*** INPUT ROWS

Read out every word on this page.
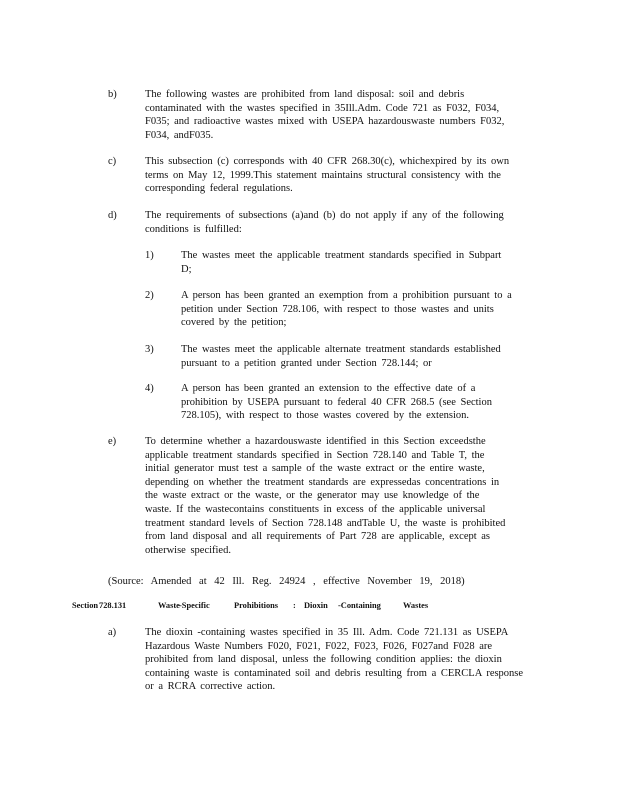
b)	The following wastes are prohibited from land disposal: soil and debris
contaminated with the wastes specified in 35Ill.Adm. Code 721 as F032, F034,
F035; and radioactive wastes mixed with USEPA hazardouswaste numbers F032,
F034, andF035.
c)	This subsection (c) corresponds with 40 CFR 268.30(c), whichexpired by its own
terms on May 12, 1999.This statement maintains structural consistency with the
corresponding federal regulations.
d)	The requirements of subsections (a)and (b) do not apply if any of the following
conditions is fulfilled:
1)	The wastes meet the applicable treatment standards specified in Subpart
D;
2)	A person has been granted an exemption from a prohibition pursuant to a
petition under Section 728.106, with respect to those wastes and units
covered by the petition;
3)	The wastes meet the applicable alternate treatment standards established
pursuant to a petition granted under Section 728.144; or
4)	A person has been granted an extension to the effective date of a
prohibition by USEPA pursuant to federal 40 CFR 268.5 (see Section
728.105), with respect to those wastes covered by the extension.
e)	To determine whether a hazardouswaste identified in this Section exceedsthe
applicable treatment standards specified in Section 728.140 and Table T, the
initial generator must test a sample of the waste extract or the entire waste,
depending on whether the treatment standards are expressedas concentrations in
the waste extract or the waste, or the generator may use knowledge of the
waste. If the wastecontains constituents in excess of the applicable universal
treatment standard levels of Section 728.148 andTable U, the waste is prohibited
from land disposal and all requirements of Part 728 are applicable, except as
otherwise specified.
(Source: Amended at 42 Ill. Reg. 24924 , effective November 19, 2018)
Section 728.131	Waste -Specific	Prohibitions : Dioxin -Containing	Wastes
a)	The dioxin -containing wastes specified in 35 Ill. Adm. Code 721.131 as USEPA
Hazardous Waste Numbers F020, F021, F022, F023, F026, F027and F028 are
prohibited from land disposal, unless the following condition applies: the dioxin
containing waste is contaminated soil and debris resulting from a CERCLA response
or a RCRA corrective action.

******

Go through the data above and transcribe it in full, omitting any image.

Read out every word on this page.
b)	The following wastes are prohibited from land disposal: soil and debris
contaminated with the wastes specified in 35Ill.Adm. Code 721 as F032, F034,
F035; and radioactive wastes mixed with USEPA hazardouswaste numbers F032,
F034, andF035.
c)	This subsection (c) corresponds with 40 CFR 268.30(c), whichexpired by its own
terms on May 12, 1999.This statement maintains structural consistency with the
corresponding federal regulations.
d)	The requirements of subsections (a)and (b) do not apply if any of the following
conditions is fulfilled:
1)	The wastes meet the applicable treatment standards specified in Subpart
D;
2)	A person has been granted an exemption from a prohibition pursuant to a
petition under Section 728.106, with respect to those wastes and units
covered by the petition;
3)	The wastes meet the applicable alternate treatment standards established
pursuant to a petition granted under Section 728.144; or
4)	A person has been granted an extension to the effective date of a
prohibition by USEPA pursuant to federal 40 CFR 268.5 (see Section
728.105), with respect to those wastes covered by the extension.
e)	To determine whether a hazardouswaste identified in this Section exceedsthe
applicable treatment standards specified in Section 728.140 and Table T, the
initial generator must test a sample of the waste extract or the entire waste,
depending on whether the treatment standards are expressedas concentrations in
the waste extract or the waste, or the generator may use knowledge of the
waste. If the wastecontains constituents in excess of the applicable universal
treatment standard levels of Section 728.148 andTable U, the waste is prohibited
from land disposal and all requirements of Part 728 are applicable, except as
otherwise specified.
(Source: Amended at 42 Ill. Reg. 24924 , effective November 19, 2018)
Section 728.131	Waste -Specific	Prohibitions : Dioxin -Containing	Wastes
a)	The dioxin -containing wastes specified in 35 Ill. Adm. Code 721.131 as USEPA
Hazardous Waste Numbers F020, F021, F022, F023, F026, F027and F028 are
prohibited from land disposal, unless the following condition applies: the dioxin
containing waste is contaminated soil and debris resulting from a CERCLA response
or a RCRA corrective action.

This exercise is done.